Records excerpted from a collection:
= = =
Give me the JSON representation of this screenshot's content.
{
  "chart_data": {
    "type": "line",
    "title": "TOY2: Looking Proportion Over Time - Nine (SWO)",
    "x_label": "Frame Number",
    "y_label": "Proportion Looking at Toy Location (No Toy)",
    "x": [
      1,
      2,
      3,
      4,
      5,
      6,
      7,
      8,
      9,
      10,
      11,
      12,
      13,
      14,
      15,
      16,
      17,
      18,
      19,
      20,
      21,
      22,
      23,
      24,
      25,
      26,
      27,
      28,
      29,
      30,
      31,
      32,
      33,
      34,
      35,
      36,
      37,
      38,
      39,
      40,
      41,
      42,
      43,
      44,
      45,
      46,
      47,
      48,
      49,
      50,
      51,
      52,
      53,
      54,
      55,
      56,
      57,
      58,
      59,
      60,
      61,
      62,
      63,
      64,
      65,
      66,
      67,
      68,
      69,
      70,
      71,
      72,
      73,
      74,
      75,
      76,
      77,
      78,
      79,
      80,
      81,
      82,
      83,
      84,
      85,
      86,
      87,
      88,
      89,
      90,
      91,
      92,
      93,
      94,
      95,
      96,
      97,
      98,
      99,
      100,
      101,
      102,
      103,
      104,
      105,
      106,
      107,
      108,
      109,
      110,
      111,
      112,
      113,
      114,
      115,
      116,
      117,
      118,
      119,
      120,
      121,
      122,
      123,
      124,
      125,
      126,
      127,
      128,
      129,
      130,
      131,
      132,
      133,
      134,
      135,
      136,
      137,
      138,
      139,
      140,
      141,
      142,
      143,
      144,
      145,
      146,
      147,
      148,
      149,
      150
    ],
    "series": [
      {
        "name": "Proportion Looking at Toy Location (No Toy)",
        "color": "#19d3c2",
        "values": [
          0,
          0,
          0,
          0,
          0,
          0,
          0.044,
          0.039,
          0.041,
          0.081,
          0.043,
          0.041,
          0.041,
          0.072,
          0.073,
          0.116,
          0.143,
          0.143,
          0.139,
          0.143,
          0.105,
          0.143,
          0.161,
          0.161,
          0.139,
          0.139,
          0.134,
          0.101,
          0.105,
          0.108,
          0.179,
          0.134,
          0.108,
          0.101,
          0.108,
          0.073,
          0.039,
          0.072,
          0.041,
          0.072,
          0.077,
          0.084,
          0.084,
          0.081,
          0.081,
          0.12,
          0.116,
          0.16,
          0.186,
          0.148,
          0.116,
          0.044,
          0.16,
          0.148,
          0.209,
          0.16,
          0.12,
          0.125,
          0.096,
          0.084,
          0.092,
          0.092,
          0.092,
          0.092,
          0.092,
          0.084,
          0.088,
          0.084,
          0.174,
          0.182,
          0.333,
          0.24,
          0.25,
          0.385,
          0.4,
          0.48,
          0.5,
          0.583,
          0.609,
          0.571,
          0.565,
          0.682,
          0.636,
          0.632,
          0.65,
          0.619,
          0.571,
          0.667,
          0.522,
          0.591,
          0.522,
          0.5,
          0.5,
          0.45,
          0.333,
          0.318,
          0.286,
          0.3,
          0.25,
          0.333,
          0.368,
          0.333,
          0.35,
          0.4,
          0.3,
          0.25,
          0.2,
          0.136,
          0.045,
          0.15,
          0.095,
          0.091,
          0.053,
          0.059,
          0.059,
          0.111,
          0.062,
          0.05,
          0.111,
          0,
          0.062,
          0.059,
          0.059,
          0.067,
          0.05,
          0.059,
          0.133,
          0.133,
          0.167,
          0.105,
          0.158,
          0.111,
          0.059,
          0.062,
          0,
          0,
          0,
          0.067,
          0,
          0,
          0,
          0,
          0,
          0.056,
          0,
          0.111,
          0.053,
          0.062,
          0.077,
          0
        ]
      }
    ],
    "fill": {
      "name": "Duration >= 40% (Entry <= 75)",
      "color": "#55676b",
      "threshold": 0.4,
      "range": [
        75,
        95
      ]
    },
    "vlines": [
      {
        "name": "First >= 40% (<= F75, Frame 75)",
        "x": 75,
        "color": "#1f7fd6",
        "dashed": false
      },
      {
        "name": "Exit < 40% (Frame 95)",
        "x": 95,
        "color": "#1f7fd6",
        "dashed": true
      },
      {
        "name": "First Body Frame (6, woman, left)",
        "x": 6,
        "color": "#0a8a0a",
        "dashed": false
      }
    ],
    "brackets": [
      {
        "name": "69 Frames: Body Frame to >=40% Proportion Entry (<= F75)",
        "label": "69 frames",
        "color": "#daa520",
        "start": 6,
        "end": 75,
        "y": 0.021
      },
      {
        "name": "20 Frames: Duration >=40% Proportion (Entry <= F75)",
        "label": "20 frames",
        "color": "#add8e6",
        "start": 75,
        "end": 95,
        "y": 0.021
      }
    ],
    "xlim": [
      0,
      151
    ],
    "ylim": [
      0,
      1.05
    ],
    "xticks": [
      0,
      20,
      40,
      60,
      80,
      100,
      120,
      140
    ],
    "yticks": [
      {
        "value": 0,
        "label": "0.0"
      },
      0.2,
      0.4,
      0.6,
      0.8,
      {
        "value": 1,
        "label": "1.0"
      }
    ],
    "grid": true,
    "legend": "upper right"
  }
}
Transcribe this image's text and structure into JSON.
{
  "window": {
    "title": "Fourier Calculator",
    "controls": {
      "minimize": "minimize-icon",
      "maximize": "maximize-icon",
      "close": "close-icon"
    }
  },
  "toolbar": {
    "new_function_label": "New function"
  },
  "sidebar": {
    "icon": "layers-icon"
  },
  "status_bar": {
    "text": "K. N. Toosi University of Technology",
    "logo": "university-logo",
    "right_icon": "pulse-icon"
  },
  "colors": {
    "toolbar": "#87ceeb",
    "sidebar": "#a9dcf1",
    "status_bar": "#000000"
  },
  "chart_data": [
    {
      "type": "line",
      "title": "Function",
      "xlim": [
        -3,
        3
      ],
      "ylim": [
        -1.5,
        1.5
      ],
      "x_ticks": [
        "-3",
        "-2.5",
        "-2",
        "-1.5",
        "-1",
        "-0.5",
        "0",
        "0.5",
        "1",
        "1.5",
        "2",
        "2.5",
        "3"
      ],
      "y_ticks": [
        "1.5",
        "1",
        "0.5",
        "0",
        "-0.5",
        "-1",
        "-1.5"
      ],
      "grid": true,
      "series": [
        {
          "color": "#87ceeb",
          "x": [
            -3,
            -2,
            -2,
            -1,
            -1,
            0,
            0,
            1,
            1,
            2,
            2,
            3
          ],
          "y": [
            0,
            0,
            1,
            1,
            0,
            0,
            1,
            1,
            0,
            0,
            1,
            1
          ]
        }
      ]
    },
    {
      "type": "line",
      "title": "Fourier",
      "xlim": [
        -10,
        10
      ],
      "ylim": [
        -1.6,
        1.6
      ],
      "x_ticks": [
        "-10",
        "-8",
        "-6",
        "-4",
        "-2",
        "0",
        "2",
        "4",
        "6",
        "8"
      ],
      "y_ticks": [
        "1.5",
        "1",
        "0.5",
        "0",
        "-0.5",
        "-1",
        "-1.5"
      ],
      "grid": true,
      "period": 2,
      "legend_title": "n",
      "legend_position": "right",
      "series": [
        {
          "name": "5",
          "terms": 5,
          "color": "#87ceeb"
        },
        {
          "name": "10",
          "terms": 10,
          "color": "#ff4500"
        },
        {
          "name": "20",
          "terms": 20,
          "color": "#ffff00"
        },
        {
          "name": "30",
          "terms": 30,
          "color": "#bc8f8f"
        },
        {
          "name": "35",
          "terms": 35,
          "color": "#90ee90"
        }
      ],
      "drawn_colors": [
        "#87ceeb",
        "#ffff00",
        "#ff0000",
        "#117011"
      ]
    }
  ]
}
= = =
Print the listing above in its entirety, with every line exact.

§ **TASK SOLUTION**:
Give me the JSON representation of this screenshot's content.
{
  "chart_data": {
    "type": "line",
    "title": "TOY2: Looking Proportion Over Time - Nine (SWO)",
    "x_label": "Frame Number",
    "y_label": "Proportion Looking at Toy Location (No Toy)",
    "x": [
      1,
      2,
      3,
      4,
      5,
      6,
      7,
      8,
      9,
      10,
      11,
      12,
      13,
      14,
      15,
      16,
      17,
      18,
      19,
      20,
      21,
      22,
      23,
      24,
      25,
      26,
      27,
      28,
      29,
      30,
      31,
      32,
      33,
      34,
      35,
      36,
      37,
      38,
      39,
      40,
      41,
      42,
      43,
      44,
      45,
      46,
      47,
      48,
      49,
      50,
      51,
      52,
      53,
      54,
      55,
      56,
      57,
      58,
      59,
      60,
      61,
      62,
      63,
      64,
      65,
      66,
      67,
      68,
      69,
      70,
      71,
      72,
      73,
      74,
      75,
      76,
      77,
      78,
      79,
      80,
      81,
      82,
      83,
      84,
      85,
      86,
      87,
      88,
      89,
      90,
      91,
      92,
      93,
      94,
      95,
      96,
      97,
      98,
      99,
      100,
      101,
      102,
      103,
      104,
      105,
      106,
      107,
      108,
      109,
      110,
      111,
      112,
      113,
      114,
      115,
      116,
      117,
      118,
      119,
      120,
      121,
      122,
      123,
      124,
      125,
      126,
      127,
      128,
      129,
      130,
      131,
      132,
      133,
      134,
      135,
      136,
      137,
      138,
      139,
      140,
      141,
      142,
      143,
      144,
      145,
      146,
      147,
      148,
      149,
      150
    ],
    "series": [
      {
        "name": "Proportion Looking at Toy Location (No Toy)",
        "color": "#19d3c2",
        "values": [
          0,
          0,
          0,
          0,
          0,
          0,
          0.044,
          0.039,
          0.041,
          0.081,
          0.043,
          0.041,
          0.041,
          0.072,
          0.073,
          0.116,
          0.143,
          0.143,
          0.139,
          0.143,
          0.105,
          0.143,
          0.161,
          0.161,
          0.139,
          0.139,
          0.134,
          0.101,
          0.105,
          0.108,
          0.179,
          0.134,
          0.108,
          0.101,
          0.108,
          0.073,
          0.039,
          0.072,
          0.041,
          0.072,
          0.077,
          0.084,
          0.084,
          0.081,
          0.081,
          0.12,
          0.116,
          0.16,
          0.186,
          0.148,
          0.116,
          0.044,
          0.16,
          0.148,
          0.209,
          0.16,
          0.12,
          0.125,
          0.096,
          0.084,
          0.092,
          0.092,
          0.092,
          0.092,
          0.092,
          0.084,
          0.088,
          0.084,
          0.174,
          0.182,
          0.333,
          0.24,
          0.25,
          0.385,
          0.4,
          0.48,
          0.5,
          0.583,
          0.609,
          0.571,
          0.565,
          0.682,
          0.636,
          0.632,
          0.65,
          0.619,
          0.571,
          0.667,
          0.522,
          0.591,
          0.522,
          0.5,
          0.5,
          0.45,
          0.333,
          0.318,
          0.286,
          0.3,
          0.25,
          0.333,
          0.368,
          0.333,
          0.35,
          0.4,
          0.3,
          0.25,
          0.2,
          0.136,
          0.045,
          0.15,
          0.095,
          0.091,
          0.053,
          0.059,
          0.059,
          0.111,
          0.062,
          0.05,
          0.111,
          0,
          0.062,
          0.059,
          0.059,
          0.067,
          0.05,
          0.059,
          0.133,
          0.133,
          0.167,
          0.105,
          0.158,
          0.111,
          0.059,
          0.062,
          0,
          0,
          0,
          0.067,
          0,
          0,
          0,
          0,
          0,
          0.056,
          0,
          0.111,
          0.053,
          0.062,
          0.077,
          0
        ]
      }
    ],
    "fill": {
      "name": "Duration >= 40% (Entry <= 75)",
      "color": "#55676b",
      "threshold": 0.4,
      "range": [
        75,
        95
      ]
    },
    "vlines": [
      {
        "name": "First >= 40% (<= F75, Frame 75)",
        "x": 75,
        "color": "#1f7fd6",
        "dashed": false
      },
      {
        "name": "Exit < 40% (Frame 95)",
        "x": 95,
        "color": "#1f7fd6",
        "dashed": true
      },
      {
        "name": "First Body Frame (6, woman, left)",
        "x": 6,
        "color": "#0a8a0a",
        "dashed": false
      }
    ],
    "brackets": [
      {
        "name": "69 Frames: Body Frame to >=40% Proportion Entry (<= F75)",
        "label": "69 frames",
        "color": "#daa520",
        "start": 6,
        "end": 75,
        "y": 0.021
      },
      {
        "name": "20 Frames: Duration >=40% Proportion (Entry <= F75)",
        "label": "20 frames",
        "color": "#add8e6",
        "start": 75,
        "end": 95,
        "y": 0.021
      }
    ],
    "xlim": [
      0,
      151
    ],
    "ylim": [
      0,
      1.05
    ],
    "xticks": [
      0,
      20,
      40,
      60,
      80,
      100,
      120,
      140
    ],
    "yticks": [
      {
        "value": 0,
        "label": "0.0"
      },
      0.2,
      0.4,
      0.6,
      0.8,
      {
        "value": 1,
        "label": "1.0"
      }
    ],
    "grid": true,
    "legend": "upper right"
  }
}
Transcribe this image's text and structure into JSON.
{
  "window": {
    "title": "Fourier Calculator",
    "controls": {
      "minimize": "minimize-icon",
      "maximize": "maximize-icon",
      "close": "close-icon"
    }
  },
  "toolbar": {
    "new_function_label": "New function"
  },
  "sidebar": {
    "icon": "layers-icon"
  },
  "status_bar": {
    "text": "K. N. Toosi University of Technology",
    "logo": "university-logo",
    "right_icon": "pulse-icon"
  },
  "colors": {
    "toolbar": "#87ceeb",
    "sidebar": "#a9dcf1",
    "status_bar": "#000000"
  },
  "chart_data": [
    {
      "type": "line",
      "title": "Function",
      "xlim": [
        -3,
        3
      ],
      "ylim": [
        -1.5,
        1.5
      ],
      "x_ticks": [
        "-3",
        "-2.5",
        "-2",
        "-1.5",
        "-1",
        "-0.5",
        "0",
        "0.5",
        "1",
        "1.5",
        "2",
        "2.5",
        "3"
      ],
      "y_ticks": [
        "1.5",
        "1",
        "0.5",
        "0",
        "-0.5",
        "-1",
        "-1.5"
      ],
      "grid": true,
      "series": [
        {
          "color": "#87ceeb",
          "x": [
            -3,
            -2,
            -2,
            -1,
            -1,
            0,
            0,
            1,
            1,
            2,
            2,
            3
          ],
          "y": [
            0,
            0,
            1,
            1,
            0,
            0,
            1,
            1,
            0,
            0,
            1,
            1
          ]
        }
      ]
    },
    {
      "type": "line",
      "title": "Fourier",
      "xlim": [
        -10,
        10
      ],
      "ylim": [
        -1.6,
        1.6
      ],
      "x_ticks": [
        "-10",
        "-8",
        "-6",
        "-4",
        "-2",
        "0",
        "2",
        "4",
        "6",
        "8"
      ],
      "y_ticks": [
        "1.5",
        "1",
        "0.5",
        "0",
        "-0.5",
        "-1",
        "-1.5"
      ],
      "grid": true,
      "period": 2,
      "legend_title": "n",
      "legend_position": "right",
      "series": [
        {
          "name": "5",
          "terms": 5,
          "color": "#87ceeb"
        },
        {
          "name": "10",
          "terms": 10,
          "color": "#ff4500"
        },
        {
          "name": "20",
          "terms": 20,
          "color": "#ffff00"
        },
        {
          "name": "30",
          "terms": 30,
          "color": "#bc8f8f"
        },
        {
          "name": "35",
          "terms": 35,
          "color": "#90ee90"
        }
      ],
      "drawn_colors": [
        "#87ceeb",
        "#ffff00",
        "#ff0000",
        "#117011"
      ]
    }
  ]
}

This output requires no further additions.